Records for this task ->
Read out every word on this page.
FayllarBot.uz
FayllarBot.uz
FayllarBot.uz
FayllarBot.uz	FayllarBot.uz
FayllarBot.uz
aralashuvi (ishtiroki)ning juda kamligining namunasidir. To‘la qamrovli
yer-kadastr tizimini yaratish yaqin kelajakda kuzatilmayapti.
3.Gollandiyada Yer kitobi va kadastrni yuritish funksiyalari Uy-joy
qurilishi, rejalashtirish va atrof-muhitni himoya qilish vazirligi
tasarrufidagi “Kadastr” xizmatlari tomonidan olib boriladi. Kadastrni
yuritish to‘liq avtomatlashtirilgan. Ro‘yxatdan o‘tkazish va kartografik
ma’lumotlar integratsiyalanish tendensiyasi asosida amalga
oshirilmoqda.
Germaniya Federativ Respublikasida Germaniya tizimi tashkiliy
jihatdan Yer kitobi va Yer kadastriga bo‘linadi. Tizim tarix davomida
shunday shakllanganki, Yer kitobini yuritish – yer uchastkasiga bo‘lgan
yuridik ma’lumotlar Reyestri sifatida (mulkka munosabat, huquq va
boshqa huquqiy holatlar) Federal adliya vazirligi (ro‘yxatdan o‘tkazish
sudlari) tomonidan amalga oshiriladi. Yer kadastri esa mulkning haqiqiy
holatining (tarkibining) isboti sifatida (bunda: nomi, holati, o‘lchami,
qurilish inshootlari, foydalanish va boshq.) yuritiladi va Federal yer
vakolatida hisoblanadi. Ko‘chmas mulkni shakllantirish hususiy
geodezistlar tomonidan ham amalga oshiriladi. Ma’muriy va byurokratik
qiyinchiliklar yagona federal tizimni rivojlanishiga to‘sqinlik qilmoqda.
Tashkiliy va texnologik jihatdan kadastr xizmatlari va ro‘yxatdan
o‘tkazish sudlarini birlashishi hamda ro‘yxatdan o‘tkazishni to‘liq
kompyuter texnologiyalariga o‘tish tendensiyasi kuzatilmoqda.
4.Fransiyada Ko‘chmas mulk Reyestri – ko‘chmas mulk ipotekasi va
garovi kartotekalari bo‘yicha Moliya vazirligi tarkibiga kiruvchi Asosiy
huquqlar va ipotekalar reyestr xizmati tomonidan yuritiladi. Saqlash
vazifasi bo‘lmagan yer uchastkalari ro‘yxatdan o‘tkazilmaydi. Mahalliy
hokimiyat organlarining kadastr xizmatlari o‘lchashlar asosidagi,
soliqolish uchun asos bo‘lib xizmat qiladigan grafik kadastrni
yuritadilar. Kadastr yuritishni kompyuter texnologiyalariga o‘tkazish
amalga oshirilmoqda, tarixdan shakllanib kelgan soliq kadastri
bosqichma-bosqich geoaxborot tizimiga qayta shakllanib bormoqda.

Job ->
Pull every line containing the word "Reyestri" out of the entries above.

Output for this exercise ->
yuridik ma’lumotlar Reyestri sifatida (mulkka munosabat, huquq va
4.Fransiyada Ko‘chmas mulk Reyestri – ko‘chmas mulk ipotekasi va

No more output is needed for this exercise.